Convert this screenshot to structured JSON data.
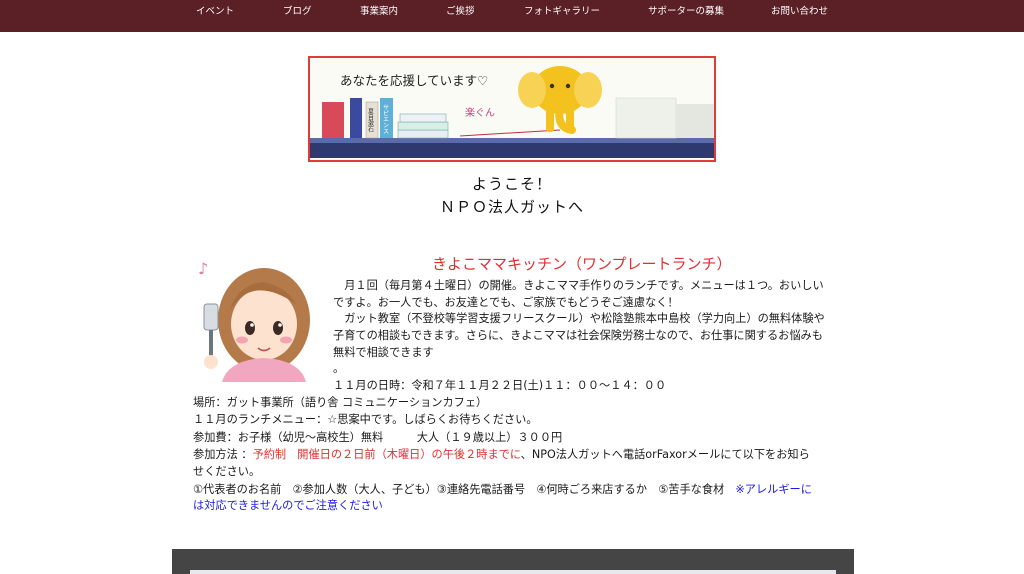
{
  "nav": {
    "items": [
      "イベント",
      "ブログ",
      "事業案内",
      "ご挨拶",
      "フォトギャラリー",
      "サポーターの募集",
      "お問い合わせ"
    ]
  },
  "banner": {
    "text": "あなたを応援しています♡",
    "book_labels": [
      "夏目漱石",
      "サピエンス"
    ],
    "signature": "楽ぐん"
  },
  "welcome": {
    "line1": "ようこそ！",
    "line2": "ＮＰＯ法人ガットへ"
  },
  "section": {
    "title": "きよこママキッチン（ワンプレートランチ）",
    "lines": [
      "　月１回（毎月第４土曜日）の開催。きよこママ手作りのランチです。メニューは１つ。おいしい",
      "ですよ。お一人でも、お友達とでも、ご家族でもどうぞご遠慮なく！",
      "　ガット教室（不登校等学習支援フリースクール）や松陰塾熊本中島校（学力向上）の無料体験や",
      "子育ての相談もできます。さらに、きよこママは社会保険労務士なので、お仕事に関するお悩みも",
      "無料で相談できます",
      "。",
      "１１月の日時：令和７年１１月２２日(土)１１：００〜１４：００"
    ],
    "place": "場所：ガット事業所（語り舎 コミュニケーションカフェ）",
    "menu": "１１月のランチメニュー：☆思案中です。しばらくお待ちください。",
    "fee": "参加費：お子様（幼児〜高校生）無料　　　大人（１９歳以上）３００円",
    "method_prefix": "参加方法 ：",
    "method_red": "予約制　開催日の２日前（木曜日）の午後２時までに",
    "method_suffix": "、NPO法人ガットへ電話orFaxorメールにて以下をお知ら",
    "method_line2": "せください。",
    "items_line": "①代表者のお名前　②参加人数（大人、子ども）③連絡先電話番号　④何時ごろ来店するか　⑤苦手な食材　",
    "allergy_part1": "※アレルギーに",
    "allergy_part2": "は対応できませんのでご注意ください"
  }
}
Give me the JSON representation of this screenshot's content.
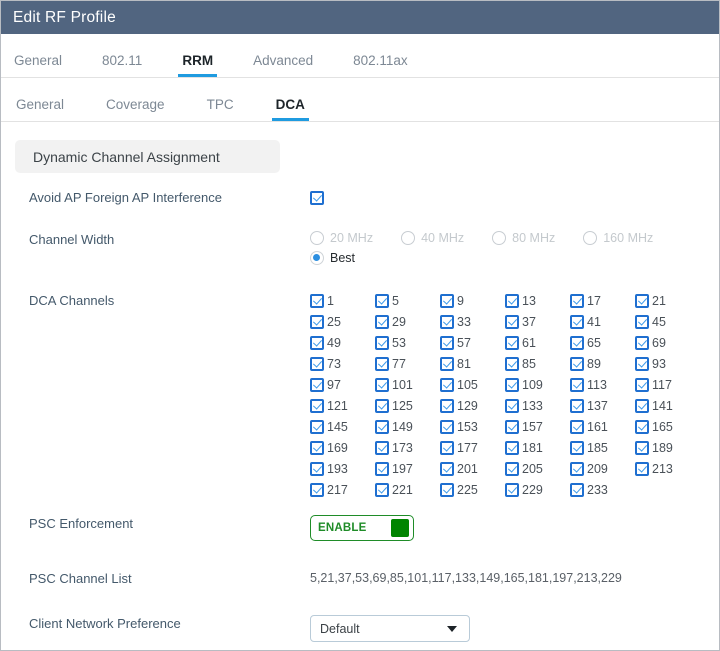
{
  "window": {
    "title": "Edit RF Profile"
  },
  "primary_tabs": [
    {
      "label": "General",
      "active": false
    },
    {
      "label": "802.11",
      "active": false
    },
    {
      "label": "RRM",
      "active": true
    },
    {
      "label": "Advanced",
      "active": false
    },
    {
      "label": "802.11ax",
      "active": false
    }
  ],
  "secondary_tabs": [
    {
      "label": "General",
      "active": false
    },
    {
      "label": "Coverage",
      "active": false
    },
    {
      "label": "TPC",
      "active": false
    },
    {
      "label": "DCA",
      "active": true
    }
  ],
  "section": {
    "header": "Dynamic Channel Assignment"
  },
  "fields": {
    "avoid_interference": {
      "label": "Avoid AP Foreign AP Interference",
      "checked": true
    },
    "channel_width": {
      "label": "Channel Width",
      "options": [
        {
          "label": "20 MHz",
          "selected": false
        },
        {
          "label": "40 MHz",
          "selected": false
        },
        {
          "label": "80 MHz",
          "selected": false
        },
        {
          "label": "160 MHz",
          "selected": false
        },
        {
          "label": "Best",
          "selected": true
        }
      ]
    },
    "dca_channels": {
      "label": "DCA Channels",
      "channels": [
        "1",
        "5",
        "9",
        "13",
        "17",
        "21",
        "25",
        "29",
        "33",
        "37",
        "41",
        "45",
        "49",
        "53",
        "57",
        "61",
        "65",
        "69",
        "73",
        "77",
        "81",
        "85",
        "89",
        "93",
        "97",
        "101",
        "105",
        "109",
        "113",
        "117",
        "121",
        "125",
        "129",
        "133",
        "137",
        "141",
        "145",
        "149",
        "153",
        "157",
        "161",
        "165",
        "169",
        "173",
        "177",
        "181",
        "185",
        "189",
        "193",
        "197",
        "201",
        "205",
        "209",
        "213",
        "217",
        "221",
        "225",
        "229",
        "233"
      ],
      "all_checked": true
    },
    "psc_enforcement": {
      "label": "PSC Enforcement",
      "toggle_text": "ENABLE",
      "state": "on"
    },
    "psc_channel_list": {
      "label": "PSC Channel List",
      "value": "5,21,37,53,69,85,101,117,133,149,165,181,197,213,229"
    },
    "client_network_preference": {
      "label": "Client Network Preference",
      "value": "Default"
    }
  },
  "colors": {
    "titlebar": "#516580",
    "accent_blue": "#1f9be0",
    "checkbox_blue": "#1f6fd0",
    "toggle_green": "#1f8c28",
    "label_slate": "#44596b"
  }
}
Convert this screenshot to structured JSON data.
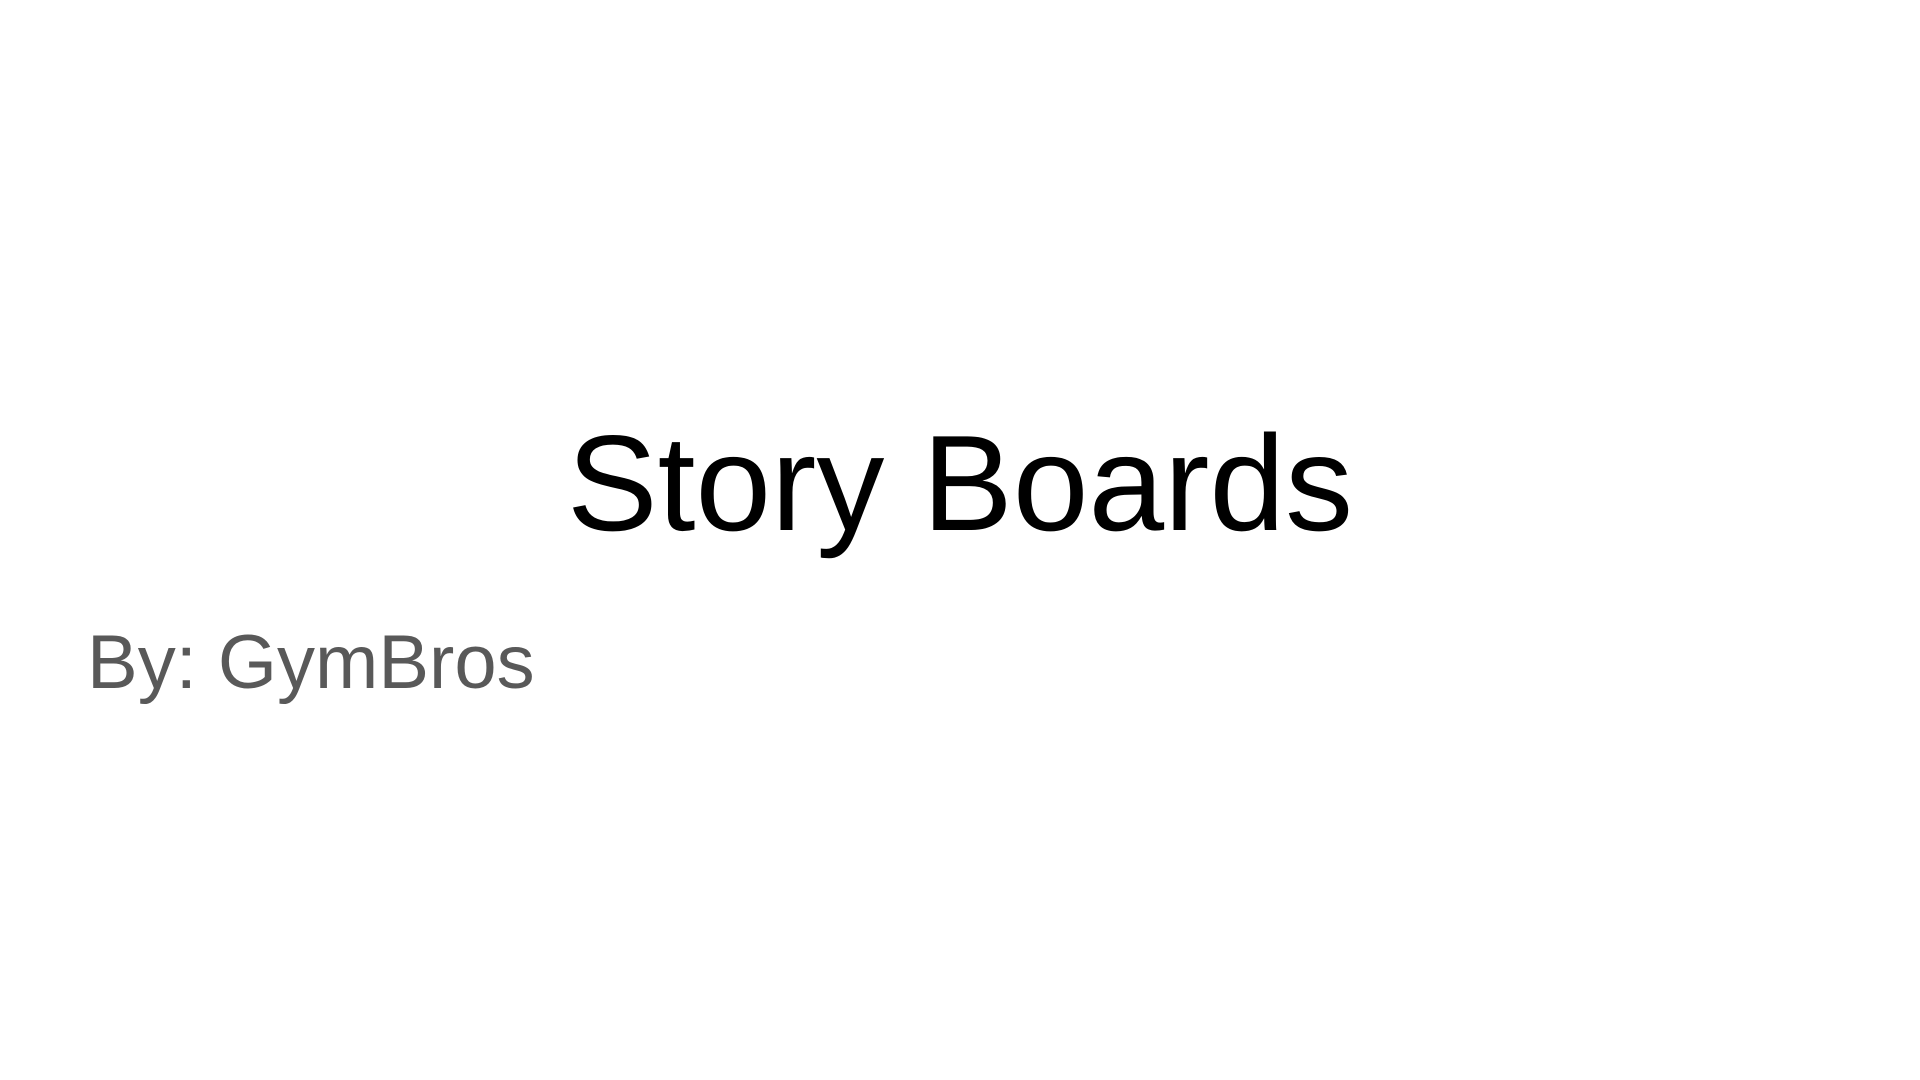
{
  "slide": {
    "title": "Story Boards",
    "subtitle": "By: GymBros",
    "colors": {
      "background": "#ffffff",
      "title": "#000000",
      "subtitle": "#595959"
    }
  }
}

-=-=-

# [WHAT TO DO]
Find the word "true" in the entries above and gather every line that holds it.

# [TASK RESULT]
      "active": true
      "active": true
      "checked": true
          "selected": true
      "all_checked": true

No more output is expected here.